Given instruction:
All lines below must be repeated exactly, with the pictures omitted.

Data rows:
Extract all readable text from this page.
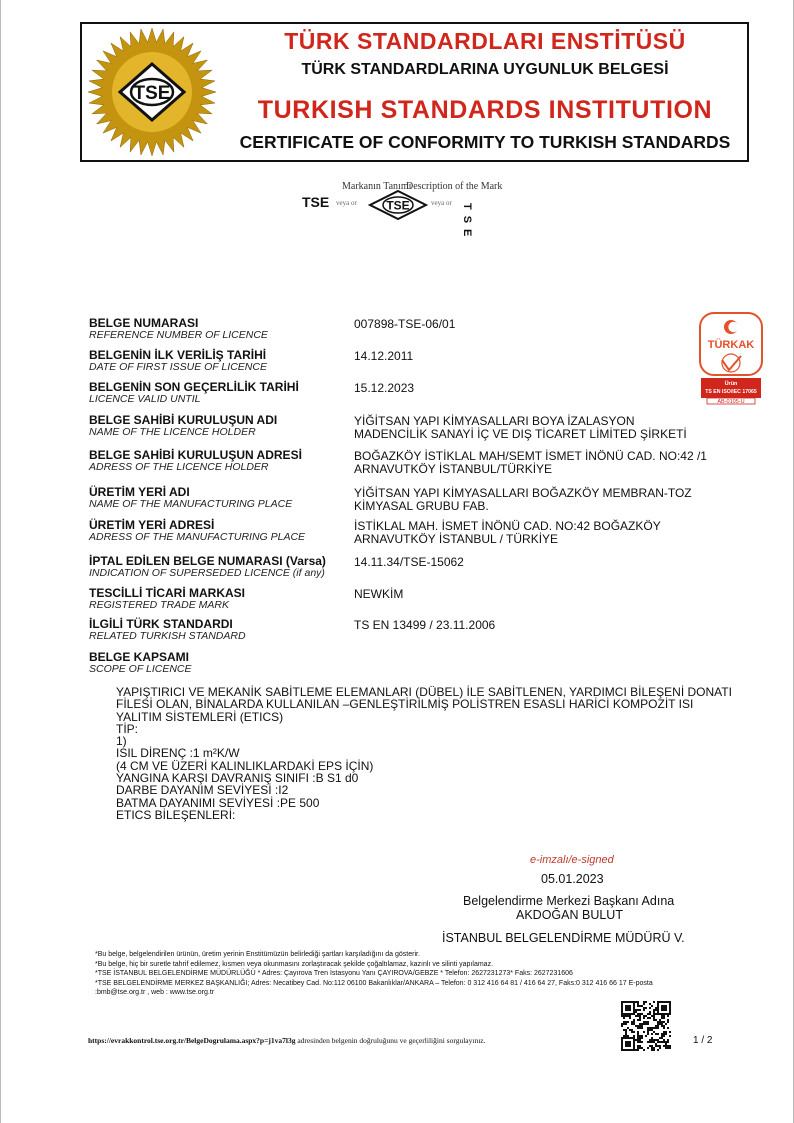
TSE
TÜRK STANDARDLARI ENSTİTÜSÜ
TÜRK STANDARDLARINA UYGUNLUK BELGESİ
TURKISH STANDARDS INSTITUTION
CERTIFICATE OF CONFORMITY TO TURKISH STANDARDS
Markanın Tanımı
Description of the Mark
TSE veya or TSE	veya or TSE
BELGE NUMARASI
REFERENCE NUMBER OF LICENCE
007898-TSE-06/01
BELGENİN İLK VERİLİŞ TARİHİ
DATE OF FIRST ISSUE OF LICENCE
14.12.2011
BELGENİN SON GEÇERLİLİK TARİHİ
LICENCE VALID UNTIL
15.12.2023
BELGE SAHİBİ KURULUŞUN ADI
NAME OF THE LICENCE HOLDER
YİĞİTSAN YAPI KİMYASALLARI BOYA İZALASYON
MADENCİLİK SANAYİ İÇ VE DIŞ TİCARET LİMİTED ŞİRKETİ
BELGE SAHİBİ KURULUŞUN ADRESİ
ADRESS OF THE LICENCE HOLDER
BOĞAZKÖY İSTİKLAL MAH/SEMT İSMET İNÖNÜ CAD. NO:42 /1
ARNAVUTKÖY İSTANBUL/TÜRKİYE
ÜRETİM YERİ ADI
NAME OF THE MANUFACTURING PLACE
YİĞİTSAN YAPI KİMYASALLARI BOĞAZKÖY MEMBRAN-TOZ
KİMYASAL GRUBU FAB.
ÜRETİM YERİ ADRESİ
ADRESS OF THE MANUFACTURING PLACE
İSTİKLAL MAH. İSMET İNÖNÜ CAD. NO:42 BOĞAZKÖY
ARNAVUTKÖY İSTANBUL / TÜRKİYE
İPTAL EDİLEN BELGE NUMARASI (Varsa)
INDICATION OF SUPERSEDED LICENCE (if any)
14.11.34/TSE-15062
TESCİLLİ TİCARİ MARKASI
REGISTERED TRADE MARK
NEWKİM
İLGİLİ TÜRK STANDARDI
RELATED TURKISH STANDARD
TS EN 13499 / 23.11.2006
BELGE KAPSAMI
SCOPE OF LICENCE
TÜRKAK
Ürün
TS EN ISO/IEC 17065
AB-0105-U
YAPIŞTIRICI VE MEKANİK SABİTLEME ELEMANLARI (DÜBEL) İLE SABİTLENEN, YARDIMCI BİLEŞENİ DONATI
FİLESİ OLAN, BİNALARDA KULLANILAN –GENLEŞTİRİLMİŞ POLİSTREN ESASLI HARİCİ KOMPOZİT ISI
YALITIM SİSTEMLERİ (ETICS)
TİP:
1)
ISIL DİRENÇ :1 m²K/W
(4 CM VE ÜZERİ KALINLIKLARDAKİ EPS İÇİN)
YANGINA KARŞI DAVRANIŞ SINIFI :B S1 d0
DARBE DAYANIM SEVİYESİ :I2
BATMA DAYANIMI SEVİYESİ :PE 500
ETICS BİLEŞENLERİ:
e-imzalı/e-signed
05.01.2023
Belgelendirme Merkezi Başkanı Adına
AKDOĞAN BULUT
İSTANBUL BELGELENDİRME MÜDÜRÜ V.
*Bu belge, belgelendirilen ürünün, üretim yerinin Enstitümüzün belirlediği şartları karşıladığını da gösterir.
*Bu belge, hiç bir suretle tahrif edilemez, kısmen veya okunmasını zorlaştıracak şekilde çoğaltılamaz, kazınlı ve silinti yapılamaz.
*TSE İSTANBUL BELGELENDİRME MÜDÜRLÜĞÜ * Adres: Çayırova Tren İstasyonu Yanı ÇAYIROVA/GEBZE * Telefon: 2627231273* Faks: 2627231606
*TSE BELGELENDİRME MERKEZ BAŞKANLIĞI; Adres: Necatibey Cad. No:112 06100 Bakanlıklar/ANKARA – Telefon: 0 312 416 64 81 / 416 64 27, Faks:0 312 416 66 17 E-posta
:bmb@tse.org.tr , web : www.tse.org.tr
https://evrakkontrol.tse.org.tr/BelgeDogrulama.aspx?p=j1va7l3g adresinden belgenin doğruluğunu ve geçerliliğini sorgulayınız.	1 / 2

Exercise solution:
Extract all readable text from this page.
TSE
TÜRK STANDARDLARI ENSTİTÜSÜ
TÜRK STANDARDLARINA UYGUNLUK BELGESİ
TURKISH STANDARDS INSTITUTION
CERTIFICATE OF CONFORMITY TO TURKISH STANDARDS
Markanın Tanımı
Description of the Mark
TSE veya or TSE	veya or TSE
BELGE NUMARASI
REFERENCE NUMBER OF LICENCE
007898-TSE-06/01
BELGENİN İLK VERİLİŞ TARİHİ
DATE OF FIRST ISSUE OF LICENCE
14.12.2011
BELGENİN SON GEÇERLİLİK TARİHİ
LICENCE VALID UNTIL
15.12.2023
BELGE SAHİBİ KURULUŞUN ADI
NAME OF THE LICENCE HOLDER
YİĞİTSAN YAPI KİMYASALLARI BOYA İZALASYON
MADENCİLİK SANAYİ İÇ VE DIŞ TİCARET LİMİTED ŞİRKETİ
BELGE SAHİBİ KURULUŞUN ADRESİ
ADRESS OF THE LICENCE HOLDER
BOĞAZKÖY İSTİKLAL MAH/SEMT İSMET İNÖNÜ CAD. NO:42 /1
ARNAVUTKÖY İSTANBUL/TÜRKİYE
ÜRETİM YERİ ADI
NAME OF THE MANUFACTURING PLACE
YİĞİTSAN YAPI KİMYASALLARI BOĞAZKÖY MEMBRAN-TOZ
KİMYASAL GRUBU FAB.
ÜRETİM YERİ ADRESİ
ADRESS OF THE MANUFACTURING PLACE
İSTİKLAL MAH. İSMET İNÖNÜ CAD. NO:42 BOĞAZKÖY
ARNAVUTKÖY İSTANBUL / TÜRKİYE
İPTAL EDİLEN BELGE NUMARASI (Varsa)
INDICATION OF SUPERSEDED LICENCE (if any)
14.11.34/TSE-15062
TESCİLLİ TİCARİ MARKASI
REGISTERED TRADE MARK
NEWKİM
İLGİLİ TÜRK STANDARDI
RELATED TURKISH STANDARD
TS EN 13499 / 23.11.2006
BELGE KAPSAMI
SCOPE OF LICENCE
TÜRKAK
Ürün
TS EN ISO/IEC 17065
AB-0105-U
YAPIŞTIRICI VE MEKANİK SABİTLEME ELEMANLARI (DÜBEL) İLE SABİTLENEN, YARDIMCI BİLEŞENİ DONATI
FİLESİ OLAN, BİNALARDA KULLANILAN –GENLEŞTİRİLMİŞ POLİSTREN ESASLI HARİCİ KOMPOZİT ISI
YALITIM SİSTEMLERİ (ETICS)
TİP:
1)
ISIL DİRENÇ :1 m²K/W
(4 CM VE ÜZERİ KALINLIKLARDAKİ EPS İÇİN)
YANGINA KARŞI DAVRANIŞ SINIFI :B S1 d0
DARBE DAYANIM SEVİYESİ :I2
BATMA DAYANIMI SEVİYESİ :PE 500
ETICS BİLEŞENLERİ:
e-imzalı/e-signed
05.01.2023
Belgelendirme Merkezi Başkanı Adına
AKDOĞAN BULUT
İSTANBUL BELGELENDİRME MÜDÜRÜ V.
*Bu belge, belgelendirilen ürünün, üretim yerinin Enstitümüzün belirlediği şartları karşıladığını da gösterir.
*Bu belge, hiç bir suretle tahrif edilemez, kısmen veya okunmasını zorlaştıracak şekilde çoğaltılamaz, kazınlı ve silinti yapılamaz.
*TSE İSTANBUL BELGELENDİRME MÜDÜRLÜĞÜ * Adres: Çayırova Tren İstasyonu Yanı ÇAYIROVA/GEBZE * Telefon: 2627231273* Faks: 2627231606
*TSE BELGELENDİRME MERKEZ BAŞKANLIĞI; Adres: Necatibey Cad. No:112 06100 Bakanlıklar/ANKARA – Telefon: 0 312 416 64 81 / 416 64 27, Faks:0 312 416 66 17 E-posta
:bmb@tse.org.tr , web : www.tse.org.tr
https://evrakkontrol.tse.org.tr/BelgeDogrulama.aspx?p=j1va7l3g adresinden belgenin doğruluğunu ve geçerliliğini sorgulayınız.	1 / 2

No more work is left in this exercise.